__WHAT TO DO__
Pull out from the material below all lines with "JSON".

__DATA TO PROCESS__
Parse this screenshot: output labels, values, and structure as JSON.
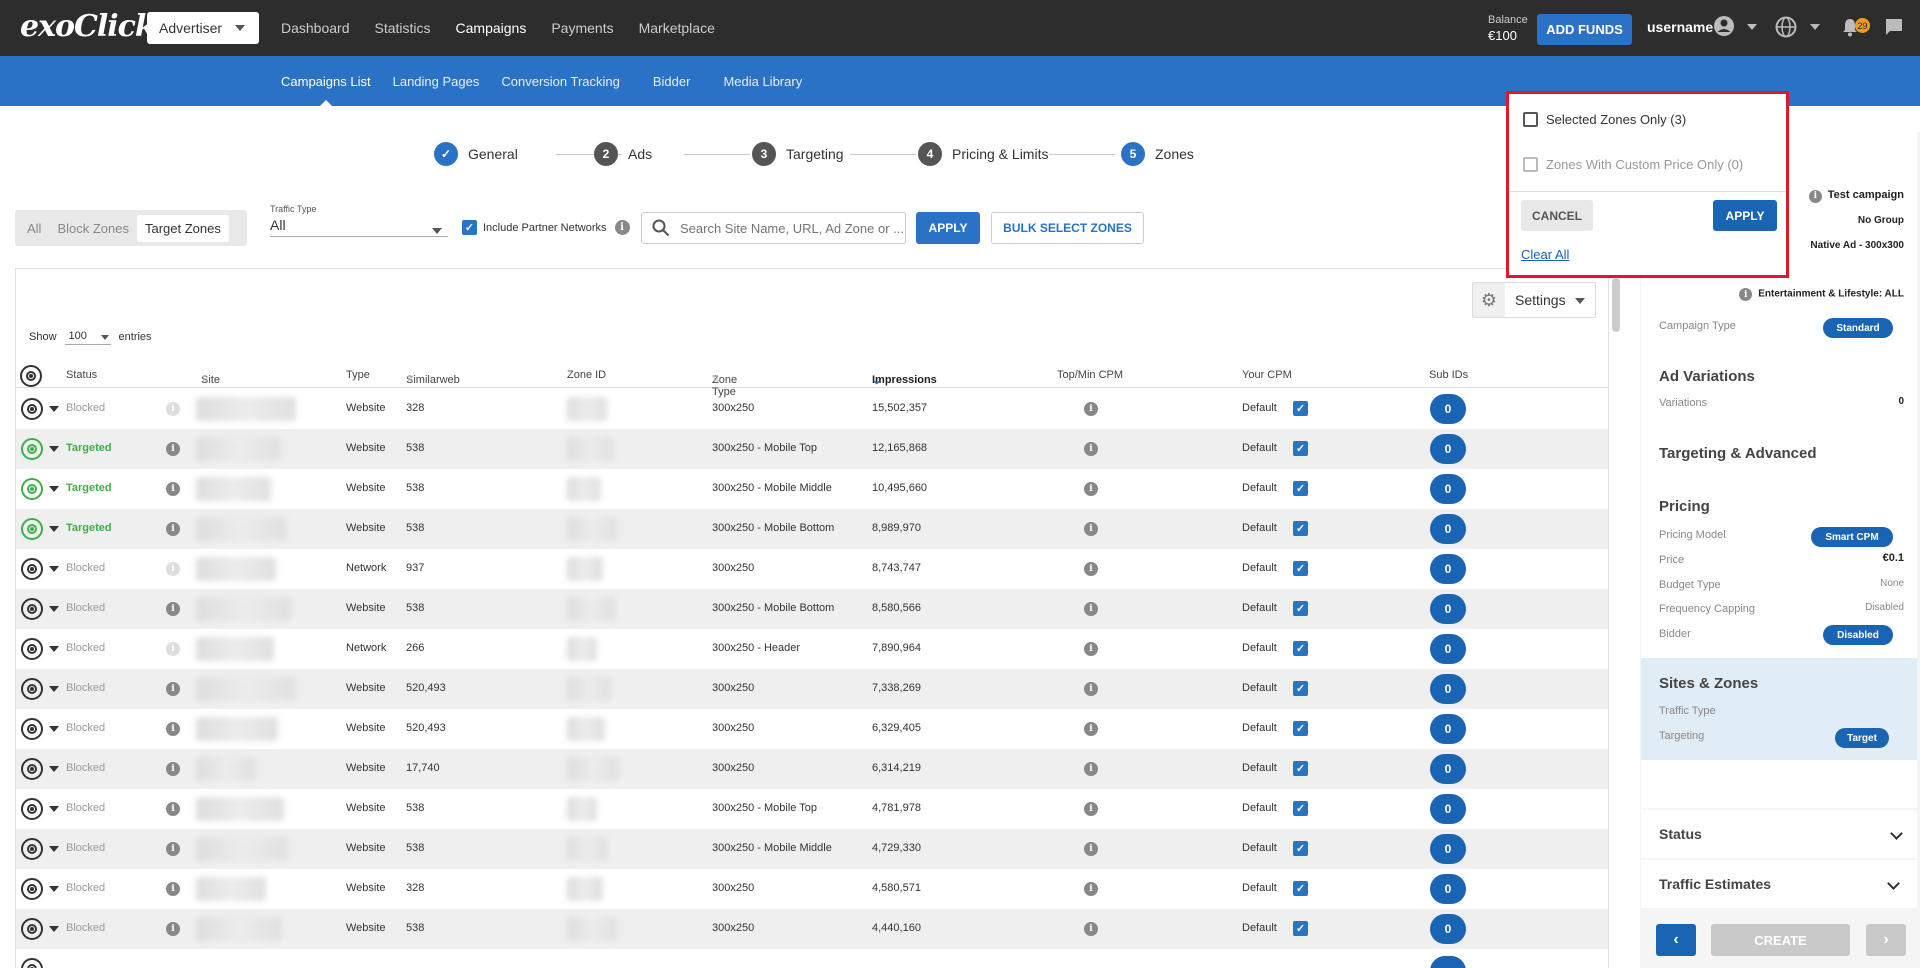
{
  "header": {
    "logo": "exoClick",
    "role": "Advertiser",
    "nav": [
      "Dashboard",
      "Statistics",
      "Campaigns",
      "Payments",
      "Marketplace"
    ],
    "balance_label": "Balance",
    "balance_value": "€100",
    "add_funds": "ADD FUNDS",
    "username": "username",
    "notifications": "29"
  },
  "subnav": [
    "Campaigns List",
    "Landing Pages",
    "Conversion Tracking",
    "Bidder",
    "Media Library"
  ],
  "steps": [
    {
      "num": "✓",
      "label": "General"
    },
    {
      "num": "2",
      "label": "Ads"
    },
    {
      "num": "3",
      "label": "Targeting"
    },
    {
      "num": "4",
      "label": "Pricing & Limits"
    },
    {
      "num": "5",
      "label": "Zones"
    }
  ],
  "filters": {
    "tabs": [
      "All",
      "Block Zones",
      "Target Zones"
    ],
    "traffic_type_label": "Traffic Type",
    "traffic_type_value": "All",
    "include_partner": "Include Partner Networks",
    "search_placeholder": "Search Site Name, URL, Ad Zone or ...",
    "apply": "APPLY",
    "bulk": "BULK SELECT ZONES"
  },
  "table": {
    "settings": "Settings",
    "show": "Show",
    "entries_value": "100",
    "entries": "entries",
    "columns": [
      "Status",
      "Site",
      "Type",
      "Similarweb",
      "Zone ID",
      "Zone Type",
      "Impressions",
      "Top/Min CPM",
      "Your CPM",
      "Sub IDs"
    ],
    "rows": [
      {
        "status": "Blocked",
        "type": "Website",
        "similarweb": "328",
        "zone_type": "300x250",
        "impressions": "15,502,357",
        "cpm": "Default",
        "subids": "0"
      },
      {
        "status": "Targeted",
        "type": "Website",
        "similarweb": "538",
        "zone_type": "300x250 - Mobile Top",
        "impressions": "12,165,868",
        "cpm": "Default",
        "subids": "0"
      },
      {
        "status": "Targeted",
        "type": "Website",
        "similarweb": "538",
        "zone_type": "300x250 - Mobile Middle",
        "impressions": "10,495,660",
        "cpm": "Default",
        "subids": "0"
      },
      {
        "status": "Targeted",
        "type": "Website",
        "similarweb": "538",
        "zone_type": "300x250 - Mobile Bottom",
        "impressions": "8,989,970",
        "cpm": "Default",
        "subids": "0"
      },
      {
        "status": "Blocked",
        "type": "Network",
        "similarweb": "937",
        "zone_type": "300x250",
        "impressions": "8,743,747",
        "cpm": "Default",
        "subids": "0"
      },
      {
        "status": "Blocked",
        "type": "Website",
        "similarweb": "538",
        "zone_type": "300x250 - Mobile Bottom",
        "impressions": "8,580,566",
        "cpm": "Default",
        "subids": "0"
      },
      {
        "status": "Blocked",
        "type": "Network",
        "similarweb": "266",
        "zone_type": "300x250 - Header",
        "impressions": "7,890,964",
        "cpm": "Default",
        "subids": "0"
      },
      {
        "status": "Blocked",
        "type": "Website",
        "similarweb": "520,493",
        "zone_type": "300x250",
        "impressions": "7,338,269",
        "cpm": "Default",
        "subids": "0"
      },
      {
        "status": "Blocked",
        "type": "Website",
        "similarweb": "520,493",
        "zone_type": "300x250",
        "impressions": "6,329,405",
        "cpm": "Default",
        "subids": "0"
      },
      {
        "status": "Blocked",
        "type": "Website",
        "similarweb": "17,740",
        "zone_type": "300x250",
        "impressions": "6,314,219",
        "cpm": "Default",
        "subids": "0"
      },
      {
        "status": "Blocked",
        "type": "Website",
        "similarweb": "538",
        "zone_type": "300x250 - Mobile Top",
        "impressions": "4,781,978",
        "cpm": "Default",
        "subids": "0"
      },
      {
        "status": "Blocked",
        "type": "Website",
        "similarweb": "538",
        "zone_type": "300x250 - Mobile Middle",
        "impressions": "4,729,330",
        "cpm": "Default",
        "subids": "0"
      },
      {
        "status": "Blocked",
        "type": "Website",
        "similarweb": "328",
        "zone_type": "300x250",
        "impressions": "4,580,571",
        "cpm": "Default",
        "subids": "0"
      },
      {
        "status": "Blocked",
        "type": "Website",
        "similarweb": "538",
        "zone_type": "300x250",
        "impressions": "4,440,160",
        "cpm": "Default",
        "subids": "0"
      }
    ]
  },
  "summary": {
    "campaign_name": "Test campaign",
    "group": "No Group",
    "ad_format": "Native Ad - 300x300",
    "category": "Entertainment & Lifestyle: ALL",
    "campaign_type_label": "Campaign Type",
    "campaign_type": "Standard",
    "ad_variations": "Ad Variations",
    "variations_label": "Variations",
    "variations_value": "0",
    "targeting_advanced": "Targeting & Advanced",
    "pricing": "Pricing",
    "pricing_model_label": "Pricing Model",
    "pricing_model": "Smart CPM",
    "price_label": "Price",
    "price": "€0.1",
    "budget_type_label": "Budget Type",
    "budget_type": "None",
    "frequency_label": "Frequency Capping",
    "frequency": "Disabled",
    "bidder_label": "Bidder",
    "bidder": "Disabled",
    "sites_zones": "Sites & Zones",
    "traffic_type_label": "Traffic Type",
    "targeting_label": "Targeting",
    "targeting": "Target",
    "status": "Status",
    "traffic_estimates": "Traffic Estimates",
    "create": "CREATE"
  },
  "popup": {
    "selected_zones": "Selected Zones Only (3)",
    "custom_price": "Zones With Custom Price Only (0)",
    "cancel": "CANCEL",
    "apply": "APPLY",
    "clear_all": "Clear All"
  }
}
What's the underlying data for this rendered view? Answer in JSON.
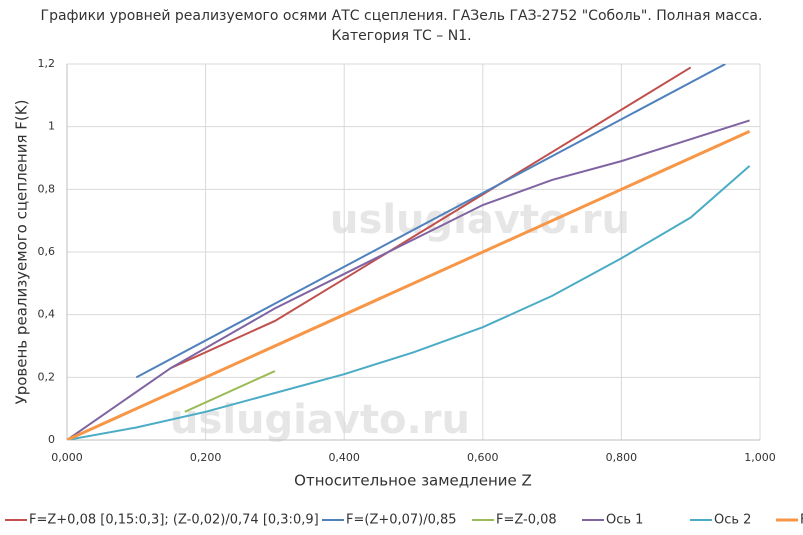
{
  "chart_data": {
    "type": "line",
    "title": "Графики уровней реализуемого осями АТС сцепления. ГАЗель ГАЗ-2752 \"Соболь\". Полная масса. Категория ТС – N1.",
    "x_label": "Относительное замедление Z",
    "y_label": "Уровень реализуемого сцепления F(K)",
    "watermark": "uslugiavto.ru",
    "xlim": [
      0,
      1
    ],
    "ylim": [
      0,
      1.2
    ],
    "xticks": [
      {
        "value": 0,
        "label": "0,000"
      },
      {
        "value": 0.2,
        "label": "0,200"
      },
      {
        "value": 0.4,
        "label": "0,400"
      },
      {
        "value": 0.6,
        "label": "0,600"
      },
      {
        "value": 0.8,
        "label": "0,800"
      },
      {
        "value": 1,
        "label": "1,000"
      }
    ],
    "yticks": [
      0,
      {
        "value": 0.2,
        "label": "0,2"
      },
      {
        "value": 0.4,
        "label": "0,4"
      },
      {
        "value": 0.6,
        "label": "0,6"
      },
      {
        "value": 0.8,
        "label": "0,8"
      },
      1,
      {
        "value": 1.2,
        "label": "1,2"
      }
    ],
    "grid": true,
    "series": [
      {
        "name": "F=Z+0,08 [0,15:0,3]; (Z-0,02)/0,74 [0,3:0,9]",
        "color": "#c0504d",
        "x": [
          0.15,
          0.3,
          0.4,
          0.5,
          0.6,
          0.7,
          0.9
        ],
        "values": [
          0.23,
          0.38,
          0.514,
          0.649,
          0.784,
          0.919,
          1.189
        ]
      },
      {
        "name": "F=(Z+0,07)/0,85",
        "color": "#4f81bd",
        "x": [
          0.1,
          0.95
        ],
        "values": [
          0.2,
          1.2
        ]
      },
      {
        "name": "F=Z-0,08",
        "color": "#9bbb59",
        "x": [
          0.17,
          0.3
        ],
        "values": [
          0.09,
          0.22
        ]
      },
      {
        "name": "Ось 1",
        "color": "#8064a2",
        "x": [
          0,
          0.15,
          0.3,
          0.4,
          0.5,
          0.6,
          0.7,
          0.8,
          0.9,
          0.985
        ],
        "values": [
          0,
          0.23,
          0.42,
          0.53,
          0.64,
          0.75,
          0.83,
          0.89,
          0.96,
          1.02
        ]
      },
      {
        "name": "Ось 2",
        "color": "#4bacc6",
        "x": [
          0,
          0.1,
          0.2,
          0.3,
          0.4,
          0.5,
          0.6,
          0.7,
          0.8,
          0.9,
          0.985
        ],
        "values": [
          0,
          0.04,
          0.09,
          0.15,
          0.21,
          0.28,
          0.36,
          0.46,
          0.58,
          0.71,
          0.875
        ]
      },
      {
        "name": "F=Z",
        "color": "#f79646",
        "x": [
          0,
          0.985
        ],
        "values": [
          0,
          0.985
        ]
      }
    ]
  }
}
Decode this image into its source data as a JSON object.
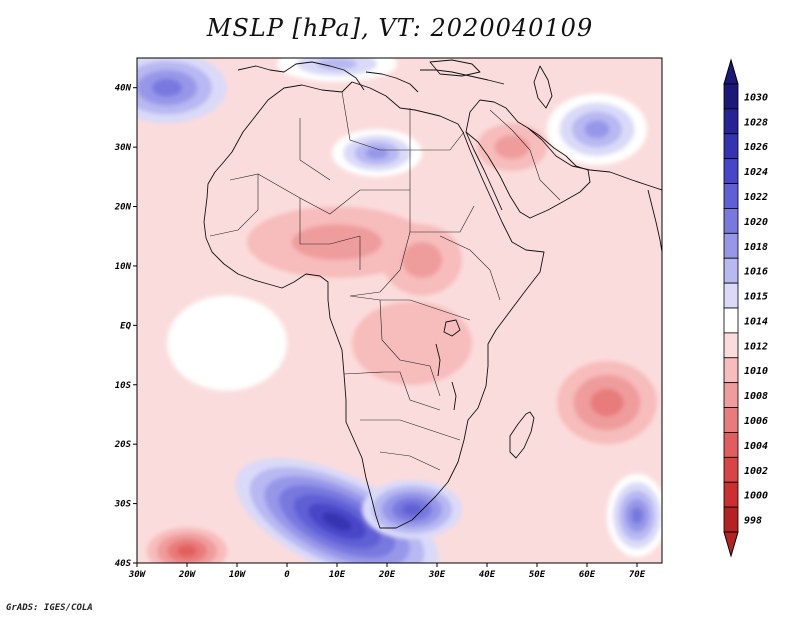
{
  "title": "MSLP [hPa], VT: 2020040109",
  "footer": "GrADS: IGES/COLA",
  "map": {
    "lon_min": -30,
    "lon_max": 75,
    "lat_min": -40,
    "lat_max": 45,
    "lon_ticks": [
      {
        "value": -30,
        "label": "30W"
      },
      {
        "value": -20,
        "label": "20W"
      },
      {
        "value": -10,
        "label": "10W"
      },
      {
        "value": 0,
        "label": "0"
      },
      {
        "value": 10,
        "label": "10E"
      },
      {
        "value": 20,
        "label": "20E"
      },
      {
        "value": 30,
        "label": "30E"
      },
      {
        "value": 40,
        "label": "40E"
      },
      {
        "value": 50,
        "label": "50E"
      },
      {
        "value": 60,
        "label": "60E"
      },
      {
        "value": 70,
        "label": "70E"
      }
    ],
    "lat_ticks": [
      {
        "value": 40,
        "label": "40N"
      },
      {
        "value": 30,
        "label": "30N"
      },
      {
        "value": 20,
        "label": "20N"
      },
      {
        "value": 10,
        "label": "10N"
      },
      {
        "value": 0,
        "label": "EQ"
      },
      {
        "value": -10,
        "label": "10S"
      },
      {
        "value": -20,
        "label": "20S"
      },
      {
        "value": -30,
        "label": "30S"
      },
      {
        "value": -40,
        "label": "40S"
      }
    ],
    "background_level": 1012,
    "pressure_systems": [
      {
        "name": "south-atlantic-high",
        "lon": 10,
        "lat": -33,
        "rx": 22,
        "ry": 8,
        "rot": 25,
        "levels": [
          1015,
          1016,
          1018,
          1020,
          1022,
          1024,
          1026
        ]
      },
      {
        "name": "southern-africa-high",
        "lon": 25,
        "lat": -31,
        "rx": 10,
        "ry": 5,
        "rot": 0,
        "levels": [
          1015,
          1016,
          1018,
          1020,
          1022
        ]
      },
      {
        "name": "south-indian-high",
        "lon": 70,
        "lat": -32,
        "rx": 6,
        "ry": 7,
        "rot": 0,
        "levels": [
          1014,
          1015,
          1016,
          1018,
          1020
        ]
      },
      {
        "name": "north-atlantic-high",
        "lon": -24,
        "lat": 40,
        "rx": 12,
        "ry": 6,
        "rot": 0,
        "levels": [
          1015,
          1016,
          1018,
          1020
        ]
      },
      {
        "name": "libya-high",
        "lon": 18,
        "lat": 29,
        "rx": 9,
        "ry": 4,
        "rot": 0,
        "levels": [
          1014,
          1015,
          1016,
          1018
        ]
      },
      {
        "name": "iran-high",
        "lon": 62,
        "lat": 33,
        "rx": 10,
        "ry": 6,
        "rot": 0,
        "levels": [
          1014,
          1015,
          1016,
          1018
        ]
      },
      {
        "name": "europe-high",
        "lon": 10,
        "lat": 44,
        "rx": 12,
        "ry": 3,
        "rot": 0,
        "levels": [
          1014,
          1015,
          1016
        ]
      },
      {
        "name": "sahara-low",
        "lon": 10,
        "lat": 14,
        "rx": 18,
        "ry": 6,
        "rot": 0,
        "levels": [
          1010,
          1008
        ]
      },
      {
        "name": "sudan-low",
        "lon": 27,
        "lat": 11,
        "rx": 8,
        "ry": 6,
        "rot": 0,
        "levels": [
          1010,
          1008
        ]
      },
      {
        "name": "arabia-low",
        "lon": 45,
        "lat": 30,
        "rx": 7,
        "ry": 4,
        "rot": 0,
        "levels": [
          1010,
          1008
        ]
      },
      {
        "name": "madagascar-low",
        "lon": 64,
        "lat": -13,
        "rx": 10,
        "ry": 7,
        "rot": 0,
        "levels": [
          1010,
          1008,
          1006
        ]
      },
      {
        "name": "southwest-atlantic-low",
        "lon": -20,
        "lat": -38,
        "rx": 8,
        "ry": 4,
        "rot": 0,
        "levels": [
          1010,
          1008,
          1006,
          1004
        ]
      },
      {
        "name": "east-africa-low",
        "lon": 25,
        "lat": -3,
        "rx": 12,
        "ry": 7,
        "rot": 0,
        "levels": [
          1010
        ]
      },
      {
        "name": "tropical-atlantic-ridge",
        "lon": -12,
        "lat": -3,
        "rx": 12,
        "ry": 8,
        "rot": 0,
        "levels": [
          1014
        ]
      }
    ]
  },
  "colorbar": {
    "levels": [
      {
        "label": "1030",
        "color": "#1c1878"
      },
      {
        "label": "1028",
        "color": "#262495"
      },
      {
        "label": "1026",
        "color": "#3434b2"
      },
      {
        "label": "1024",
        "color": "#4846c8"
      },
      {
        "label": "1022",
        "color": "#6060d6"
      },
      {
        "label": "1020",
        "color": "#7878df"
      },
      {
        "label": "1018",
        "color": "#9797e9"
      },
      {
        "label": "1016",
        "color": "#b8b8f2"
      },
      {
        "label": "1015",
        "color": "#dadaf8"
      },
      {
        "label": "1014",
        "color": "#ffffff"
      },
      {
        "label": "1012",
        "color": "#fbdcdc"
      },
      {
        "label": "1010",
        "color": "#f7bcbc"
      },
      {
        "label": "1008",
        "color": "#ef9c9c"
      },
      {
        "label": "1006",
        "color": "#e87c7c"
      },
      {
        "label": "1004",
        "color": "#e25e5e"
      },
      {
        "label": "1002",
        "color": "#d94444"
      },
      {
        "label": "1000",
        "color": "#cc2f2f"
      },
      {
        "label": "998",
        "color": "#b42222"
      }
    ]
  }
}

__THE COMPLETED TASK__
Parse this screenshot: output labels, values, and structure as JSON.
What's the underlying data for this rendered view? Answer in JSON.
Decode this image into its source data as a JSON object.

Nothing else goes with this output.